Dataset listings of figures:
+++

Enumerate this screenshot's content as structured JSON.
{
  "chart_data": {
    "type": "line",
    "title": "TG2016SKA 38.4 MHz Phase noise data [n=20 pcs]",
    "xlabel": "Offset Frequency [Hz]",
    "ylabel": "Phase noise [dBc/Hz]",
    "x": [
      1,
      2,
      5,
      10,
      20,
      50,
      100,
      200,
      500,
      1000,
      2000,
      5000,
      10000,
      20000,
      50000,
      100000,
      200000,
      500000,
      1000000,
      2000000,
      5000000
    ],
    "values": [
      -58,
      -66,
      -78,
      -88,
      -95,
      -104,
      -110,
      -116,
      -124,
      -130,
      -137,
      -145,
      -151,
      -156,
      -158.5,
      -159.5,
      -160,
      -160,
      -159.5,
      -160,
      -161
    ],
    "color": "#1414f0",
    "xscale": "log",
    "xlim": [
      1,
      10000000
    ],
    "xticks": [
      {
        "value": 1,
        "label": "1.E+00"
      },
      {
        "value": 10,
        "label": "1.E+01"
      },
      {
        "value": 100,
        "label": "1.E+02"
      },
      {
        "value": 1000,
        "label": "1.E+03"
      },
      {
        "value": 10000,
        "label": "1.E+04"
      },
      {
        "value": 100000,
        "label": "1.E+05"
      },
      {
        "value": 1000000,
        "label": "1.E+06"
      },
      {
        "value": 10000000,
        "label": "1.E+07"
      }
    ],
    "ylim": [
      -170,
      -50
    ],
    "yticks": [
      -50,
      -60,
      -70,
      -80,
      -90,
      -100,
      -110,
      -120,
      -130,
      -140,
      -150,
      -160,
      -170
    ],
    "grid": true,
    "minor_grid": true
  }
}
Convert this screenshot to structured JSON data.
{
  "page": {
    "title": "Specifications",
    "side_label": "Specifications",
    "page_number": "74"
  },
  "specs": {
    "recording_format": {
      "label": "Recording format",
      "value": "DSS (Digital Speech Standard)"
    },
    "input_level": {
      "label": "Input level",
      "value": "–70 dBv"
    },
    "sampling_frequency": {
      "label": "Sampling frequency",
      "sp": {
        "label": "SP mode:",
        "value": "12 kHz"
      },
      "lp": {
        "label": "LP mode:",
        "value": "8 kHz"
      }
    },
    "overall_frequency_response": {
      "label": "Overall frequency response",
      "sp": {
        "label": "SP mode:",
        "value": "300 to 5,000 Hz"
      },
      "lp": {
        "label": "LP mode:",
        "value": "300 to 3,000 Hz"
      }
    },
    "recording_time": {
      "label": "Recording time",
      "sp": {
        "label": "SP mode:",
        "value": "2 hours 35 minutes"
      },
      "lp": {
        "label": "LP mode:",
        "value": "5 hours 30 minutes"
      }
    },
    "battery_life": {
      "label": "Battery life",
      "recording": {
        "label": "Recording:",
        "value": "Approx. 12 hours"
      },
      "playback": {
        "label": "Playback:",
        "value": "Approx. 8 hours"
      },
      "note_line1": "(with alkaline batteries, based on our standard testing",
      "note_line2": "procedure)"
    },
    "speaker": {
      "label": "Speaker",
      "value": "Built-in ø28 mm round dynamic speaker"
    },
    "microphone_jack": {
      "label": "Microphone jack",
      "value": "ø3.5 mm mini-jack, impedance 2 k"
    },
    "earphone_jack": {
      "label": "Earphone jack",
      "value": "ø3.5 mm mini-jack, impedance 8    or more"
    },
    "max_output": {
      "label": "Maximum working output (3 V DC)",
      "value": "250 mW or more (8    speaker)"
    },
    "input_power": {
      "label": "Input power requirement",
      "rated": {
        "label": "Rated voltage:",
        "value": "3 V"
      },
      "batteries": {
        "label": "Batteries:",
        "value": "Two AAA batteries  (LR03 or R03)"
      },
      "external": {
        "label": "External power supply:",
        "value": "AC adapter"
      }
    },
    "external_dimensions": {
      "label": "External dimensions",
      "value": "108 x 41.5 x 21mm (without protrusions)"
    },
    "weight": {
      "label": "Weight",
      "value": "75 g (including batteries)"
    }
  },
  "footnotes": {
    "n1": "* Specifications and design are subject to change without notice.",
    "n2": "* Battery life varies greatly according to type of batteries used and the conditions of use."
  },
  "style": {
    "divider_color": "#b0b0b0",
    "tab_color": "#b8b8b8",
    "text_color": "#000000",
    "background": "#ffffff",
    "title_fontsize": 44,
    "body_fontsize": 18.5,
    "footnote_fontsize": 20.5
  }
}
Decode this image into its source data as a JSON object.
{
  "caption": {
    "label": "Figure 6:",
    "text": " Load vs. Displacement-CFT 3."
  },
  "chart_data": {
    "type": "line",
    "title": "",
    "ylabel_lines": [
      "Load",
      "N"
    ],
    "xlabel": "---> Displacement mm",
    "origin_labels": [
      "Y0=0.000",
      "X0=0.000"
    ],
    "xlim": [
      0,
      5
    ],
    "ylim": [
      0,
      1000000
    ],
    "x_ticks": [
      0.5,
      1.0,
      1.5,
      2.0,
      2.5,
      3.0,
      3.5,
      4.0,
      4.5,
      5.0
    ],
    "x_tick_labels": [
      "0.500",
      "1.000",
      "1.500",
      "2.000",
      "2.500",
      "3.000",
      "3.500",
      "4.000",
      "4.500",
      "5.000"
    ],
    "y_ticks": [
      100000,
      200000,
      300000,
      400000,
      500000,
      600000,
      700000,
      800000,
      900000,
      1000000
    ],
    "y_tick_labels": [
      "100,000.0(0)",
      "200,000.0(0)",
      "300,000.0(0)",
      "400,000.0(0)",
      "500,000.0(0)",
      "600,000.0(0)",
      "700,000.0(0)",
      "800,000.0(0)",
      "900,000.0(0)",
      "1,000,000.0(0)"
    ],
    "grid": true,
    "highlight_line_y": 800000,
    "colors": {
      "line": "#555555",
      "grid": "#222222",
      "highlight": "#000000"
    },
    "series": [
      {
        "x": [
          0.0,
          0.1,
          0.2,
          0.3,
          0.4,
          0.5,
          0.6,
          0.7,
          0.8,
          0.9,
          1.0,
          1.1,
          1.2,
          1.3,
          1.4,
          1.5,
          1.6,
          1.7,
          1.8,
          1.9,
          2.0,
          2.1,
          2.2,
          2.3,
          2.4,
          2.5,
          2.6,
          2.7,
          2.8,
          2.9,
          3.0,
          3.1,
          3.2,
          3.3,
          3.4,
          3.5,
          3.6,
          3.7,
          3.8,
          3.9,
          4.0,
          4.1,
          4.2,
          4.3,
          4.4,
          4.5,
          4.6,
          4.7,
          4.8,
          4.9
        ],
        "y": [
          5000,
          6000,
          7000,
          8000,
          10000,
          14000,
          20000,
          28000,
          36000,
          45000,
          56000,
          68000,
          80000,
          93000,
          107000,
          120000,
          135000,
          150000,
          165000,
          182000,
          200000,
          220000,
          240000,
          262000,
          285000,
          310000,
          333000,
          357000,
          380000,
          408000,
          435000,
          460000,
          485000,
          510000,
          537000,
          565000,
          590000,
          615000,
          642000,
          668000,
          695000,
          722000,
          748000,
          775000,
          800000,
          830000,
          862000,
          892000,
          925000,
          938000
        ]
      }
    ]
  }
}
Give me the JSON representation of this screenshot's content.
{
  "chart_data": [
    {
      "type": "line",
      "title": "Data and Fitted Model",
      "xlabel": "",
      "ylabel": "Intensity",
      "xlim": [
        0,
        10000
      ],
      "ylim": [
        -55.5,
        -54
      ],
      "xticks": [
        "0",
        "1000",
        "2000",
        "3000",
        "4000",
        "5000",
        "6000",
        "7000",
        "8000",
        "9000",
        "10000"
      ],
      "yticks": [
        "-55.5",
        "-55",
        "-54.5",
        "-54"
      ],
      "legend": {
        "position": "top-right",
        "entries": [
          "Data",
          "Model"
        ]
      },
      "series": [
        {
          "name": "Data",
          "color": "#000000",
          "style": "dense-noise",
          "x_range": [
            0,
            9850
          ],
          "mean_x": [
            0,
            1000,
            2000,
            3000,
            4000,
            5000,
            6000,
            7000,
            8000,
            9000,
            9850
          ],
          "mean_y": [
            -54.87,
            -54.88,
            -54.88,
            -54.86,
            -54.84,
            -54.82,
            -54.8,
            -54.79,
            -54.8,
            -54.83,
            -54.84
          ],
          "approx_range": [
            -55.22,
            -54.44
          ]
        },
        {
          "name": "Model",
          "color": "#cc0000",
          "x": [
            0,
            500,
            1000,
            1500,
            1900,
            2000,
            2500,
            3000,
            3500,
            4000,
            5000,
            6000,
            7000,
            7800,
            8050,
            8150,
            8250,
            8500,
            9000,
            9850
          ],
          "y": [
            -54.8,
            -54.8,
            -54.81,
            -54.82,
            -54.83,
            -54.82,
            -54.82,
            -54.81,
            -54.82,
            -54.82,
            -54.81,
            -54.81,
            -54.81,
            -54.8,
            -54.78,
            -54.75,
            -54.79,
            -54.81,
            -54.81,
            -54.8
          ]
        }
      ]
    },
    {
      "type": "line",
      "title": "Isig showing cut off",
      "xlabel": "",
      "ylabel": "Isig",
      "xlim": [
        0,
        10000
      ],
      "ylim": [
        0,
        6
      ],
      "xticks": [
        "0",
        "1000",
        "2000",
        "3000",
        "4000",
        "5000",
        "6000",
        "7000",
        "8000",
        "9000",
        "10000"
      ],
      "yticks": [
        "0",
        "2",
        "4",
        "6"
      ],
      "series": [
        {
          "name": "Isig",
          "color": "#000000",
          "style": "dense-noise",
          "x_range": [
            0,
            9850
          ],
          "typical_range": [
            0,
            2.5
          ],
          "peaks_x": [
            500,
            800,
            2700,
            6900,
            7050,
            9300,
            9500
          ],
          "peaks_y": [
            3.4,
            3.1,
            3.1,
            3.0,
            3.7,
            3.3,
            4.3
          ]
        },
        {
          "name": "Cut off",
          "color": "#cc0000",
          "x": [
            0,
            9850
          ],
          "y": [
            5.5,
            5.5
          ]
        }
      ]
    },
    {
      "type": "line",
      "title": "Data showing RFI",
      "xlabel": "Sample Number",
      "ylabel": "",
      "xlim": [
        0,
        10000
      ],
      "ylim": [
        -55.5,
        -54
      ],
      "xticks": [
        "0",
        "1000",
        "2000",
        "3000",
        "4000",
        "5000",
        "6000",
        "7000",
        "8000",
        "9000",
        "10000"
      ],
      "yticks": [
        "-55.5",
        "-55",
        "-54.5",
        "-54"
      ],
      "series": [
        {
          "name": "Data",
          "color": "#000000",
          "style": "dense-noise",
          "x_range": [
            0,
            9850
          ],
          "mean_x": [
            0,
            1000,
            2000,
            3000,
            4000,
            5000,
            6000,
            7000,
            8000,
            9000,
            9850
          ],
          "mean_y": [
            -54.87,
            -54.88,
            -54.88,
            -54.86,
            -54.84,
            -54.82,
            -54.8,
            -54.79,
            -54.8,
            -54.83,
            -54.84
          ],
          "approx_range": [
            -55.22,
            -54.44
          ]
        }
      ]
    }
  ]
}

+++

» Stated task: Each line in the listing above that contains "xlabel" should be copied.

» The solution:
    "xlabel": "Offset Frequency [Hz]",
    "xlabel": "---> Displacement mm",
      "xlabel": "",
      "xlabel": "",
      "xlabel": "Sample Number",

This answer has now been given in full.